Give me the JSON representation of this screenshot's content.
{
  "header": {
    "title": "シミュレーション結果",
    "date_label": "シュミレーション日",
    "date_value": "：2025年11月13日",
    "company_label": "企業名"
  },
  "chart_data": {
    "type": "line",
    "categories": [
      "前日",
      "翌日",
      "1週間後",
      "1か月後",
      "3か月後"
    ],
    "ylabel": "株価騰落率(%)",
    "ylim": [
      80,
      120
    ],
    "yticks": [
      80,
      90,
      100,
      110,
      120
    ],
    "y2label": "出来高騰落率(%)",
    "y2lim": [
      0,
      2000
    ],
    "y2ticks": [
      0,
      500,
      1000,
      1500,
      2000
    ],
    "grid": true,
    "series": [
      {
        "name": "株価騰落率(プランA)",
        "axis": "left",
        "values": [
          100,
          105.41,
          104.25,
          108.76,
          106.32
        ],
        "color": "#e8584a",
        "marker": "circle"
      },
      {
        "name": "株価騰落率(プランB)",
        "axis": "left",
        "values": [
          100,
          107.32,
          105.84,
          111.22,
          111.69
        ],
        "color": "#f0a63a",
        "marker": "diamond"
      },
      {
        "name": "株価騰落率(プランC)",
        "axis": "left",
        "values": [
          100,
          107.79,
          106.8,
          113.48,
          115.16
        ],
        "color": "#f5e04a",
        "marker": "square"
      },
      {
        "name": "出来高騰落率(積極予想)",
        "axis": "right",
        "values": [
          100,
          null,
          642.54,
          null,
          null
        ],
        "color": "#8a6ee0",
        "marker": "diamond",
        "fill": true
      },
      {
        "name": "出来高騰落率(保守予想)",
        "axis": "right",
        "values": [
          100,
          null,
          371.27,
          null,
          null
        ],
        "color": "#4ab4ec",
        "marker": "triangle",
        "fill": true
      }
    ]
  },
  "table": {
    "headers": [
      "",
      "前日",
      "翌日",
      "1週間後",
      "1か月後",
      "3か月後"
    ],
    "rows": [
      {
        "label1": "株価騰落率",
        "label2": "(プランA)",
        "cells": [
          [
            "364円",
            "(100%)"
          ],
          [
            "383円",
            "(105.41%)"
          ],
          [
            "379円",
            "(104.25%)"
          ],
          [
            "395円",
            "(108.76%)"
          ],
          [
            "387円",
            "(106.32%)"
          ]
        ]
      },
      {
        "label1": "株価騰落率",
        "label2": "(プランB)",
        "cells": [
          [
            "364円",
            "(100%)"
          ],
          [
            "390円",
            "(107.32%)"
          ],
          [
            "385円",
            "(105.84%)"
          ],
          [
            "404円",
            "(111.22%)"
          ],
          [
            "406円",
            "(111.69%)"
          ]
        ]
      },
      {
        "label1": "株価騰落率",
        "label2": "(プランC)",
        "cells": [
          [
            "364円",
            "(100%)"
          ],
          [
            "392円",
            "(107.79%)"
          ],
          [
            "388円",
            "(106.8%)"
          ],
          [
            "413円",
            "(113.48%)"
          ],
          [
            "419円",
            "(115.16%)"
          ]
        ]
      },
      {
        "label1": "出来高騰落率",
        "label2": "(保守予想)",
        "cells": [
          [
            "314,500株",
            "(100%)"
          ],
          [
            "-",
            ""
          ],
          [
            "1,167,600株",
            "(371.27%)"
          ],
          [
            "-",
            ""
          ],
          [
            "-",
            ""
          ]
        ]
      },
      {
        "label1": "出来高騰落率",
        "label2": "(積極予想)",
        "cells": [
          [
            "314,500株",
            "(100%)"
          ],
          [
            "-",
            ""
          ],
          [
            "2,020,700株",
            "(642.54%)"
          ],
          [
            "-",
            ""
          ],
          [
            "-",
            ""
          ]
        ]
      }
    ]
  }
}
···
» **YOUR OBJECTIVE**
Gather from the records above every line containing the string "出来高騰落率".

» **RESULT OF THE TASK**
    "y2label": "出来高騰落率(%)",
        "name": "出来高騰落率(積極予想)",
        "name": "出来高騰落率(保守予想)",
        "label1": "出来高騰落率",
        "label1": "出来高騰落率",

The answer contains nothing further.